PROBLEM STATEMENT |
Look through the listing below and give the number of lines that hold "Settings". Say nothing more.

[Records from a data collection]
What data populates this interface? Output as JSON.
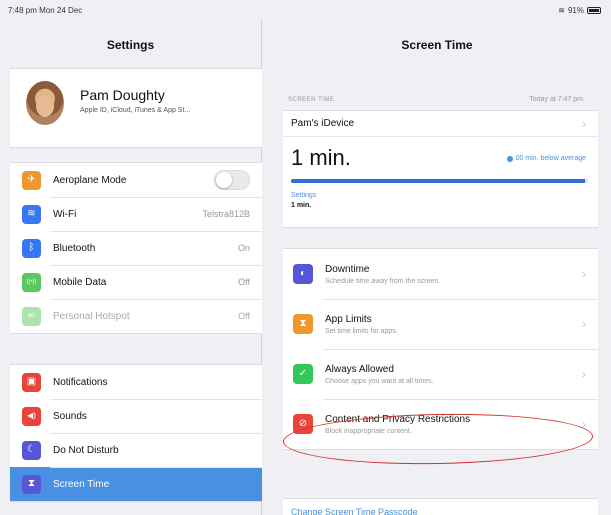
{
  "status": {
    "time_date": "7:48 pm  Mon 24 Dec",
    "battery": "91%"
  },
  "left": {
    "title": "Settings",
    "profile": {
      "name": "Pam Doughty",
      "subtitle": "Apple ID, iCloud, iTunes & App St..."
    },
    "group1": [
      {
        "label": "Aeroplane Mode",
        "value": "",
        "icon": "airplane-icon",
        "color": "#f0962e",
        "glyph": "✈"
      },
      {
        "label": "Wi-Fi",
        "value": "Telstra812B",
        "icon": "wifi-icon",
        "color": "#3478f6",
        "glyph": "≋"
      },
      {
        "label": "Bluetooth",
        "value": "On",
        "icon": "bluetooth-icon",
        "color": "#3478f6",
        "glyph": "ᛒ"
      },
      {
        "label": "Mobile Data",
        "value": "Off",
        "icon": "antenna-icon",
        "color": "#5ac85a",
        "glyph": "((•))"
      },
      {
        "label": "Personal Hotspot",
        "value": "Off",
        "icon": "hotspot-icon",
        "color": "#5ac85a",
        "glyph": "∞"
      }
    ],
    "group2": [
      {
        "label": "Notifications",
        "icon": "notifications-icon",
        "color": "#e8443a",
        "glyph": "▣"
      },
      {
        "label": "Sounds",
        "icon": "sounds-icon",
        "color": "#e8443a",
        "glyph": "◀)"
      },
      {
        "label": "Do Not Disturb",
        "icon": "moon-icon",
        "color": "#5856d6",
        "glyph": "☾"
      },
      {
        "label": "Screen Time",
        "icon": "hourglass-icon",
        "color": "#5856d6",
        "glyph": "⧗"
      }
    ]
  },
  "right": {
    "title": "Screen Time",
    "section_header": "SCREEN TIME",
    "section_date": "Today at 7:47 pm",
    "device": "Pam's iDevice",
    "usage": "1 min.",
    "average_label": "00 min. below average",
    "usage_progress": 0.99,
    "category_label": "Settings",
    "category_value": "1 min.",
    "features": [
      {
        "title": "Downtime",
        "subtitle": "Schedule time away from the screen.",
        "icon": "downtime-icon",
        "color": "#5856d6",
        "glyph": "◐"
      },
      {
        "title": "App Limits",
        "subtitle": "Set time limits for apps.",
        "icon": "app-limits-icon",
        "color": "#f0962e",
        "glyph": "⧗"
      },
      {
        "title": "Always Allowed",
        "subtitle": "Choose apps you want at all times.",
        "icon": "always-allowed-icon",
        "color": "#34c759",
        "glyph": "✓"
      },
      {
        "title": "Content and Privacy Restrictions",
        "subtitle": "Block inappropriate content.",
        "icon": "restrictions-icon",
        "color": "#e8443a",
        "glyph": "⊘"
      }
    ],
    "passcode_link": "Change Screen Time Passcode"
  },
  "colors": {
    "accent": "#4a90e2",
    "highlight_circle": "#d0302a",
    "selected_row": "#4a90e2"
  }
}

RESPONSE TO THE EXERCISE |
2